-- begin LISTED RECORDS --

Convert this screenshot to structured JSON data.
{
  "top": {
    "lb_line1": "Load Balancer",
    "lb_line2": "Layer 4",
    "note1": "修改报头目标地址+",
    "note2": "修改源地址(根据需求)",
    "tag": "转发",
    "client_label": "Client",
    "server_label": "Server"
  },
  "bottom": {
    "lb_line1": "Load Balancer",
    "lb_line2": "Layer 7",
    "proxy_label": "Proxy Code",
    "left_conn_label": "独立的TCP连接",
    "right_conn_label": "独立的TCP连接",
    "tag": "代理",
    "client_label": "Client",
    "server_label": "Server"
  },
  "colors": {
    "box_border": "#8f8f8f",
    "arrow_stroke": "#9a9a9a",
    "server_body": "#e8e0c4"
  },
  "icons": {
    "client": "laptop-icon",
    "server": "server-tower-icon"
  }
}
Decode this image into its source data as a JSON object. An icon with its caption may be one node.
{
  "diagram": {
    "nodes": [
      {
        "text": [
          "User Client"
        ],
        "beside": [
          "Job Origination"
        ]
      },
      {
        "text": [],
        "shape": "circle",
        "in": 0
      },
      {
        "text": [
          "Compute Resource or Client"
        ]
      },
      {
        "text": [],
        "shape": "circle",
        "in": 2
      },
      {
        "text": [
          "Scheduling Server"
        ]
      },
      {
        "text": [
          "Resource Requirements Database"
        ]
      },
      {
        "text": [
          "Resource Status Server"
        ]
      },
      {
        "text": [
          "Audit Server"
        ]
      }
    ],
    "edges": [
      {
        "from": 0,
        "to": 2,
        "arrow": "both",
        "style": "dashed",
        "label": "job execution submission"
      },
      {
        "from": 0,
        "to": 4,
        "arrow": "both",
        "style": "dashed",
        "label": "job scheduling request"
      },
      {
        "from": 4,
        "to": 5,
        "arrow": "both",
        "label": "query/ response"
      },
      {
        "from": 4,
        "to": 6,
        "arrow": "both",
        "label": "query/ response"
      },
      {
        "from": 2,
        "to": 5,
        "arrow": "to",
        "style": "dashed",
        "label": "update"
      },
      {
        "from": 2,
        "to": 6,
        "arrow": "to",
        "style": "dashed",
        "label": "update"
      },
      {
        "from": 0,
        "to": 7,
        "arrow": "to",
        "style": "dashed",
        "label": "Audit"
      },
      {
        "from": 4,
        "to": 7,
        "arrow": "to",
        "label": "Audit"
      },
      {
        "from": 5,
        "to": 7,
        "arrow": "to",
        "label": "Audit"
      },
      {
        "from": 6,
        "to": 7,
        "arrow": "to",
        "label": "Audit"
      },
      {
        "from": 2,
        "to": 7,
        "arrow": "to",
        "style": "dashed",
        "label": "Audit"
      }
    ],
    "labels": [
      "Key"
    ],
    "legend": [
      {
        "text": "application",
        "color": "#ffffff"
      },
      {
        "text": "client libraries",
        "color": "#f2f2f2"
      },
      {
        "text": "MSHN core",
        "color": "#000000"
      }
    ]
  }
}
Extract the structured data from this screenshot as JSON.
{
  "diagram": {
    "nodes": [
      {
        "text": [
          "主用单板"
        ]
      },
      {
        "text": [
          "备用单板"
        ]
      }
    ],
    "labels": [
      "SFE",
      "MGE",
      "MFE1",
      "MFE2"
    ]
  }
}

-- end LISTED RECORDS --

WHAT THE TASK REQUIRES — Retype the data exactly as given.

EXERCISE ANSWER —
Convert this screenshot to structured JSON data.
{
  "top": {
    "lb_line1": "Load Balancer",
    "lb_line2": "Layer 4",
    "note1": "修改报头目标地址+",
    "note2": "修改源地址(根据需求)",
    "tag": "转发",
    "client_label": "Client",
    "server_label": "Server"
  },
  "bottom": {
    "lb_line1": "Load Balancer",
    "lb_line2": "Layer 7",
    "proxy_label": "Proxy Code",
    "left_conn_label": "独立的TCP连接",
    "right_conn_label": "独立的TCP连接",
    "tag": "代理",
    "client_label": "Client",
    "server_label": "Server"
  },
  "colors": {
    "box_border": "#8f8f8f",
    "arrow_stroke": "#9a9a9a",
    "server_body": "#e8e0c4"
  },
  "icons": {
    "client": "laptop-icon",
    "server": "server-tower-icon"
  }
}
Decode this image into its source data as a JSON object. An icon with its caption may be one node.
{
  "diagram": {
    "nodes": [
      {
        "text": [
          "User Client"
        ],
        "beside": [
          "Job Origination"
        ]
      },
      {
        "text": [],
        "shape": "circle",
        "in": 0
      },
      {
        "text": [
          "Compute Resource or Client"
        ]
      },
      {
        "text": [],
        "shape": "circle",
        "in": 2
      },
      {
        "text": [
          "Scheduling Server"
        ]
      },
      {
        "text": [
          "Resource Requirements Database"
        ]
      },
      {
        "text": [
          "Resource Status Server"
        ]
      },
      {
        "text": [
          "Audit Server"
        ]
      }
    ],
    "edges": [
      {
        "from": 0,
        "to": 2,
        "arrow": "both",
        "style": "dashed",
        "label": "job execution submission"
      },
      {
        "from": 0,
        "to": 4,
        "arrow": "both",
        "style": "dashed",
        "label": "job scheduling request"
      },
      {
        "from": 4,
        "to": 5,
        "arrow": "both",
        "label": "query/ response"
      },
      {
        "from": 4,
        "to": 6,
        "arrow": "both",
        "label": "query/ response"
      },
      {
        "from": 2,
        "to": 5,
        "arrow": "to",
        "style": "dashed",
        "label": "update"
      },
      {
        "from": 2,
        "to": 6,
        "arrow": "to",
        "style": "dashed",
        "label": "update"
      },
      {
        "from": 0,
        "to": 7,
        "arrow": "to",
        "style": "dashed",
        "label": "Audit"
      },
      {
        "from": 4,
        "to": 7,
        "arrow": "to",
        "label": "Audit"
      },
      {
        "from": 5,
        "to": 7,
        "arrow": "to",
        "label": "Audit"
      },
      {
        "from": 6,
        "to": 7,
        "arrow": "to",
        "label": "Audit"
      },
      {
        "from": 2,
        "to": 7,
        "arrow": "to",
        "style": "dashed",
        "label": "Audit"
      }
    ],
    "labels": [
      "Key"
    ],
    "legend": [
      {
        "text": "application",
        "color": "#ffffff"
      },
      {
        "text": "client libraries",
        "color": "#f2f2f2"
      },
      {
        "text": "MSHN core",
        "color": "#000000"
      }
    ]
  }
}
Extract the structured data from this screenshot as JSON.
{
  "diagram": {
    "nodes": [
      {
        "text": [
          "主用单板"
        ]
      },
      {
        "text": [
          "备用单板"
        ]
      }
    ],
    "labels": [
      "SFE",
      "MGE",
      "MFE1",
      "MFE2"
    ]
  }
}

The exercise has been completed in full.